### TASK DATA:
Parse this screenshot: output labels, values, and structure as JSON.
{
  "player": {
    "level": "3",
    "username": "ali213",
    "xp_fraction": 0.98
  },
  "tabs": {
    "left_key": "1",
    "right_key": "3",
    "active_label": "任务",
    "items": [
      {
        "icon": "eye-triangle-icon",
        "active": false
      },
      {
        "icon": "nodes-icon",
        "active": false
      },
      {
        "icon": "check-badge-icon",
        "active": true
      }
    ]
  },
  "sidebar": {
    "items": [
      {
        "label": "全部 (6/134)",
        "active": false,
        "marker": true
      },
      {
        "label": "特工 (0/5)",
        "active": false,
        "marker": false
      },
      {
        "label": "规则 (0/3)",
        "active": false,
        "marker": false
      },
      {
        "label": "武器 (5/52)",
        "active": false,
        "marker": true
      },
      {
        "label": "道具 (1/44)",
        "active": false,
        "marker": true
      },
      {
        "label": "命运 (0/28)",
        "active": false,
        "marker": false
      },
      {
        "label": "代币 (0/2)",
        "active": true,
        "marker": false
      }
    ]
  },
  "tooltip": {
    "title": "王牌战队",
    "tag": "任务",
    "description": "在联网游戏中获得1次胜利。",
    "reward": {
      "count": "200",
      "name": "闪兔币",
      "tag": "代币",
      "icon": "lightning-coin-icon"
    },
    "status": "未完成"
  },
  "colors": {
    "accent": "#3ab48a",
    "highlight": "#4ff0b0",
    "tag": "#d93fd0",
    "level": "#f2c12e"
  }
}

### STATED TASK:
Would you restate each of the entries word for word?

### FINAL ANSWER:
Parse this screenshot: output labels, values, and structure as JSON.
{
  "player": {
    "level": "3",
    "username": "ali213",
    "xp_fraction": 0.98
  },
  "tabs": {
    "left_key": "1",
    "right_key": "3",
    "active_label": "任务",
    "items": [
      {
        "icon": "eye-triangle-icon",
        "active": false
      },
      {
        "icon": "nodes-icon",
        "active": false
      },
      {
        "icon": "check-badge-icon",
        "active": true
      }
    ]
  },
  "sidebar": {
    "items": [
      {
        "label": "全部 (6/134)",
        "active": false,
        "marker": true
      },
      {
        "label": "特工 (0/5)",
        "active": false,
        "marker": false
      },
      {
        "label": "规则 (0/3)",
        "active": false,
        "marker": false
      },
      {
        "label": "武器 (5/52)",
        "active": false,
        "marker": true
      },
      {
        "label": "道具 (1/44)",
        "active": false,
        "marker": true
      },
      {
        "label": "命运 (0/28)",
        "active": false,
        "marker": false
      },
      {
        "label": "代币 (0/2)",
        "active": true,
        "marker": false
      }
    ]
  },
  "tooltip": {
    "title": "王牌战队",
    "tag": "任务",
    "description": "在联网游戏中获得1次胜利。",
    "reward": {
      "count": "200",
      "name": "闪兔币",
      "tag": "代币",
      "icon": "lightning-coin-icon"
    },
    "status": "未完成"
  },
  "colors": {
    "accent": "#3ab48a",
    "highlight": "#4ff0b0",
    "tag": "#d93fd0",
    "level": "#f2c12e"
  }
}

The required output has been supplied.